■ WRITTEN REQUEST:
Copy every line of the data exactly, leaving nothing out.

※ ※ ※

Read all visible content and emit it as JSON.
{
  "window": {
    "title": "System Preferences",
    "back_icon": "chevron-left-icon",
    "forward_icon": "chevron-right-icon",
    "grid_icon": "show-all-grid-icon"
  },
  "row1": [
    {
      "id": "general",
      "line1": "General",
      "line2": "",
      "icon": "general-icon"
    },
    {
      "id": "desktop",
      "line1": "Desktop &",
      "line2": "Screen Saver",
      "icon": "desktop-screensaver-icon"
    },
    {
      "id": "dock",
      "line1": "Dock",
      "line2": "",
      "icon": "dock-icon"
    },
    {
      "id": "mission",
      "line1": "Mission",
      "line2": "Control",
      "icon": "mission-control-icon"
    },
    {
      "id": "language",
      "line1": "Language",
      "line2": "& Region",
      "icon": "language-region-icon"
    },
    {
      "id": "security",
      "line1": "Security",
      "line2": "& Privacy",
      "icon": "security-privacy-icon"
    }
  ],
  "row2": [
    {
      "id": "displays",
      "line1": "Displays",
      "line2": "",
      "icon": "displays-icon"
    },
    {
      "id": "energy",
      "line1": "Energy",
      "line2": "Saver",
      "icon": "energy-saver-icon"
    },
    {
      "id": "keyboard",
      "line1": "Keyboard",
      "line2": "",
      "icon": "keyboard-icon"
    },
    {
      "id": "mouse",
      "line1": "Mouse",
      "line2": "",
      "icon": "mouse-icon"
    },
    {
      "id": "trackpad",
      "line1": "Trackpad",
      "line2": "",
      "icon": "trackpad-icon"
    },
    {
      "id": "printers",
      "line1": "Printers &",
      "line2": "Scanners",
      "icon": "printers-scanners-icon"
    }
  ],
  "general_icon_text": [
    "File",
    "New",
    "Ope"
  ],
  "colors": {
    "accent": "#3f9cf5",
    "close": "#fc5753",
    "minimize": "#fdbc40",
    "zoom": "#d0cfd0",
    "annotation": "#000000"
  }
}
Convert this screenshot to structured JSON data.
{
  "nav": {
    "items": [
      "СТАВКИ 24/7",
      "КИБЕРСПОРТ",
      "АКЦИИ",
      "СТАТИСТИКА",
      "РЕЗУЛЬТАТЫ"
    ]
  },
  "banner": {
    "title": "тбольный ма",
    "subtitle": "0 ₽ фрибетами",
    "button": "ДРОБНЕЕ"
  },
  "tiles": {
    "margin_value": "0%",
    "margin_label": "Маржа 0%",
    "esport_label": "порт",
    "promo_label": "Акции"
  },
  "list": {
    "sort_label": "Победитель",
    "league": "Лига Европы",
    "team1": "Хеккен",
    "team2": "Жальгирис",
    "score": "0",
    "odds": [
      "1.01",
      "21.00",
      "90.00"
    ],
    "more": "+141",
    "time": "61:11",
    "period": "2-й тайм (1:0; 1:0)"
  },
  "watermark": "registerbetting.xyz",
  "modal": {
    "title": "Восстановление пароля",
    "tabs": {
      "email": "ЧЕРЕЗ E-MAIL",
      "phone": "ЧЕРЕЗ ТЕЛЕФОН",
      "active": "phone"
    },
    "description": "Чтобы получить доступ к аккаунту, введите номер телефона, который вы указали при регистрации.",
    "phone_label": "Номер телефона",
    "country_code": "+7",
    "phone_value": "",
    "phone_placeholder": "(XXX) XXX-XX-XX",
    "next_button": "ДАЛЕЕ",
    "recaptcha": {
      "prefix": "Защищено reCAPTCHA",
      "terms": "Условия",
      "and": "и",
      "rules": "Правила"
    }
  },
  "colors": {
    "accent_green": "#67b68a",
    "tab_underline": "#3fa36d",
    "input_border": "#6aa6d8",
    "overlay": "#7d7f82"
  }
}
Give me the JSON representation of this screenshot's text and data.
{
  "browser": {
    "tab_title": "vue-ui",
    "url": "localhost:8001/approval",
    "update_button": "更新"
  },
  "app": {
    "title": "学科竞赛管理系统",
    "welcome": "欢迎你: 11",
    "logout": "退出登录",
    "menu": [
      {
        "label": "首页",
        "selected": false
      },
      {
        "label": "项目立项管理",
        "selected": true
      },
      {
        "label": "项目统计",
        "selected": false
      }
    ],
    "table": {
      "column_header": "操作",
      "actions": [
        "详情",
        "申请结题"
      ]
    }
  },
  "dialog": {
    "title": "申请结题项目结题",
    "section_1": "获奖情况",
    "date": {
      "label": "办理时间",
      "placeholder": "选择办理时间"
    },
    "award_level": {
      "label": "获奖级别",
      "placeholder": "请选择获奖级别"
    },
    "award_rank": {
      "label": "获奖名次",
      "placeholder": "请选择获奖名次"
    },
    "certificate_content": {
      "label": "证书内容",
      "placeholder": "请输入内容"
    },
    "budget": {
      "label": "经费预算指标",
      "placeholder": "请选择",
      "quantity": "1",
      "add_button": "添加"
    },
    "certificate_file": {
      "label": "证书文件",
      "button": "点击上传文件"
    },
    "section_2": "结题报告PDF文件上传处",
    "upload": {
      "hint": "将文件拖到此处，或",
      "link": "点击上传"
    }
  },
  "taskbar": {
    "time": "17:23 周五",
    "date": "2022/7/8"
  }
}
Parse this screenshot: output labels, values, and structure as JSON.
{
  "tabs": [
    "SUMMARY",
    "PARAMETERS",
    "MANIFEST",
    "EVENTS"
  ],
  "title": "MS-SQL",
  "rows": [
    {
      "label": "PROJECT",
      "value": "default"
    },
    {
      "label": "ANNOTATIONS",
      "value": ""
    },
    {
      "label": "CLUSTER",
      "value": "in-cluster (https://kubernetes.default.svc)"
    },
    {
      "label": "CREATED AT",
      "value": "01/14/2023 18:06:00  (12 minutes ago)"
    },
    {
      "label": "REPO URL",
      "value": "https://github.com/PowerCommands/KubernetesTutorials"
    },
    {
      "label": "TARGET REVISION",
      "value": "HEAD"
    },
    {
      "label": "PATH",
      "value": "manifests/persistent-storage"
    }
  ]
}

※ ※ ※

■ RESULT OF THE TASK:
Read all visible content and emit it as JSON.
{
  "window": {
    "title": "System Preferences",
    "back_icon": "chevron-left-icon",
    "forward_icon": "chevron-right-icon",
    "grid_icon": "show-all-grid-icon"
  },
  "row1": [
    {
      "id": "general",
      "line1": "General",
      "line2": "",
      "icon": "general-icon"
    },
    {
      "id": "desktop",
      "line1": "Desktop &",
      "line2": "Screen Saver",
      "icon": "desktop-screensaver-icon"
    },
    {
      "id": "dock",
      "line1": "Dock",
      "line2": "",
      "icon": "dock-icon"
    },
    {
      "id": "mission",
      "line1": "Mission",
      "line2": "Control",
      "icon": "mission-control-icon"
    },
    {
      "id": "language",
      "line1": "Language",
      "line2": "& Region",
      "icon": "language-region-icon"
    },
    {
      "id": "security",
      "line1": "Security",
      "line2": "& Privacy",
      "icon": "security-privacy-icon"
    }
  ],
  "row2": [
    {
      "id": "displays",
      "line1": "Displays",
      "line2": "",
      "icon": "displays-icon"
    },
    {
      "id": "energy",
      "line1": "Energy",
      "line2": "Saver",
      "icon": "energy-saver-icon"
    },
    {
      "id": "keyboard",
      "line1": "Keyboard",
      "line2": "",
      "icon": "keyboard-icon"
    },
    {
      "id": "mouse",
      "line1": "Mouse",
      "line2": "",
      "icon": "mouse-icon"
    },
    {
      "id": "trackpad",
      "line1": "Trackpad",
      "line2": "",
      "icon": "trackpad-icon"
    },
    {
      "id": "printers",
      "line1": "Printers &",
      "line2": "Scanners",
      "icon": "printers-scanners-icon"
    }
  ],
  "general_icon_text": [
    "File",
    "New",
    "Ope"
  ],
  "colors": {
    "accent": "#3f9cf5",
    "close": "#fc5753",
    "minimize": "#fdbc40",
    "zoom": "#d0cfd0",
    "annotation": "#000000"
  }
}
Convert this screenshot to structured JSON data.
{
  "nav": {
    "items": [
      "СТАВКИ 24/7",
      "КИБЕРСПОРТ",
      "АКЦИИ",
      "СТАТИСТИКА",
      "РЕЗУЛЬТАТЫ"
    ]
  },
  "banner": {
    "title": "тбольный ма",
    "subtitle": "0 ₽ фрибетами",
    "button": "ДРОБНЕЕ"
  },
  "tiles": {
    "margin_value": "0%",
    "margin_label": "Маржа 0%",
    "esport_label": "порт",
    "promo_label": "Акции"
  },
  "list": {
    "sort_label": "Победитель",
    "league": "Лига Европы",
    "team1": "Хеккен",
    "team2": "Жальгирис",
    "score": "0",
    "odds": [
      "1.01",
      "21.00",
      "90.00"
    ],
    "more": "+141",
    "time": "61:11",
    "period": "2-й тайм (1:0; 1:0)"
  },
  "watermark": "registerbetting.xyz",
  "modal": {
    "title": "Восстановление пароля",
    "tabs": {
      "email": "ЧЕРЕЗ E-MAIL",
      "phone": "ЧЕРЕЗ ТЕЛЕФОН",
      "active": "phone"
    },
    "description": "Чтобы получить доступ к аккаунту, введите номер телефона, который вы указали при регистрации.",
    "phone_label": "Номер телефона",
    "country_code": "+7",
    "phone_value": "",
    "phone_placeholder": "(XXX) XXX-XX-XX",
    "next_button": "ДАЛЕЕ",
    "recaptcha": {
      "prefix": "Защищено reCAPTCHA",
      "terms": "Условия",
      "and": "и",
      "rules": "Правила"
    }
  },
  "colors": {
    "accent_green": "#67b68a",
    "tab_underline": "#3fa36d",
    "input_border": "#6aa6d8",
    "overlay": "#7d7f82"
  }
}
Give me the JSON representation of this screenshot's text and data.
{
  "browser": {
    "tab_title": "vue-ui",
    "url": "localhost:8001/approval",
    "update_button": "更新"
  },
  "app": {
    "title": "学科竞赛管理系统",
    "welcome": "欢迎你: 11",
    "logout": "退出登录",
    "menu": [
      {
        "label": "首页",
        "selected": false
      },
      {
        "label": "项目立项管理",
        "selected": true
      },
      {
        "label": "项目统计",
        "selected": false
      }
    ],
    "table": {
      "column_header": "操作",
      "actions": [
        "详情",
        "申请结题"
      ]
    }
  },
  "dialog": {
    "title": "申请结题项目结题",
    "section_1": "获奖情况",
    "date": {
      "label": "办理时间",
      "placeholder": "选择办理时间"
    },
    "award_level": {
      "label": "获奖级别",
      "placeholder": "请选择获奖级别"
    },
    "award_rank": {
      "label": "获奖名次",
      "placeholder": "请选择获奖名次"
    },
    "certificate_content": {
      "label": "证书内容",
      "placeholder": "请输入内容"
    },
    "budget": {
      "label": "经费预算指标",
      "placeholder": "请选择",
      "quantity": "1",
      "add_button": "添加"
    },
    "certificate_file": {
      "label": "证书文件",
      "button": "点击上传文件"
    },
    "section_2": "结题报告PDF文件上传处",
    "upload": {
      "hint": "将文件拖到此处，或",
      "link": "点击上传"
    }
  },
  "taskbar": {
    "time": "17:23 周五",
    "date": "2022/7/8"
  }
}
Parse this screenshot: output labels, values, and structure as JSON.
{
  "tabs": [
    "SUMMARY",
    "PARAMETERS",
    "MANIFEST",
    "EVENTS"
  ],
  "title": "MS-SQL",
  "rows": [
    {
      "label": "PROJECT",
      "value": "default"
    },
    {
      "label": "ANNOTATIONS",
      "value": ""
    },
    {
      "label": "CLUSTER",
      "value": "in-cluster (https://kubernetes.default.svc)"
    },
    {
      "label": "CREATED AT",
      "value": "01/14/2023 18:06:00  (12 minutes ago)"
    },
    {
      "label": "REPO URL",
      "value": "https://github.com/PowerCommands/KubernetesTutorials"
    },
    {
      "label": "TARGET REVISION",
      "value": "HEAD"
    },
    {
      "label": "PATH",
      "value": "manifests/persistent-storage"
    }
  ]
}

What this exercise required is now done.